WHAT TO WORK ON:
Copy out all the lines in the records that include the word "chevron".

Stored dataset items
________

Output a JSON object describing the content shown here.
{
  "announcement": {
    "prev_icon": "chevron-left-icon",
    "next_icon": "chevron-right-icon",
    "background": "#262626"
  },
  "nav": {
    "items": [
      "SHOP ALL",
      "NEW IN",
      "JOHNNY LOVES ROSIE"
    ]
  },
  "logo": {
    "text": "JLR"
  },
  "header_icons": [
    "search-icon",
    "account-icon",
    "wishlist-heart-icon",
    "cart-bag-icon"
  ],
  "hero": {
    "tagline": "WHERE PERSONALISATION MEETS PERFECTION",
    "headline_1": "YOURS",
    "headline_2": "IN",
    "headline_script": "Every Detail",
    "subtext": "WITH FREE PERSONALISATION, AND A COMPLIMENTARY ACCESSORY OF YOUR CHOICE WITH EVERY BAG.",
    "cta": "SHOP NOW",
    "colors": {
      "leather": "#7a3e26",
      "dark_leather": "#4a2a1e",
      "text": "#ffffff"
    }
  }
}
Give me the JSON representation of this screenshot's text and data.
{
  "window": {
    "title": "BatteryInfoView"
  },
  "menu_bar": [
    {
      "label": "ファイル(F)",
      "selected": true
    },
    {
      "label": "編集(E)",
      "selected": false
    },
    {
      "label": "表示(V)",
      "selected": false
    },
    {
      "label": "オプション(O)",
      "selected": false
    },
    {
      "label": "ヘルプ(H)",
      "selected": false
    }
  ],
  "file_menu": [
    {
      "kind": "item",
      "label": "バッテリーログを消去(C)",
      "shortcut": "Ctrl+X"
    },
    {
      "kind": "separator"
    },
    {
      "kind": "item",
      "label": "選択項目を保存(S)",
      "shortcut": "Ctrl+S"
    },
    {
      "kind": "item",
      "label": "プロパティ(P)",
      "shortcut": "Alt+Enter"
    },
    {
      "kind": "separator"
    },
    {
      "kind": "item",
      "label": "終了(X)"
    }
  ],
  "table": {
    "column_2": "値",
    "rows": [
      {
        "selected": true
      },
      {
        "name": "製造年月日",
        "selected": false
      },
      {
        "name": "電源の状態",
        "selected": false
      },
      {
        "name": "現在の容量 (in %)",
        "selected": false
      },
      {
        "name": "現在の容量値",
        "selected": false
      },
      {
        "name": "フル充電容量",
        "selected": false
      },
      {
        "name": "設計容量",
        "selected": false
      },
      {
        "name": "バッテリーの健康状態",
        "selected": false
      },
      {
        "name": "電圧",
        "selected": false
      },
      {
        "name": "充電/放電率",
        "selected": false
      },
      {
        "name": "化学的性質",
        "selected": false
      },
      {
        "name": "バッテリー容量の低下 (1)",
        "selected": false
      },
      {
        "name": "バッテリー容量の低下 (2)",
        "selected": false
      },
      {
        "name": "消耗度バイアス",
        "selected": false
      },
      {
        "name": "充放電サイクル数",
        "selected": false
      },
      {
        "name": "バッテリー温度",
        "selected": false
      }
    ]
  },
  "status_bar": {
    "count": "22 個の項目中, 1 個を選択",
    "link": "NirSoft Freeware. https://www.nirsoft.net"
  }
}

________

PROBLEM SOLUTION:
    "prev_icon": "chevron-left-icon",
    "next_icon": "chevron-right-icon",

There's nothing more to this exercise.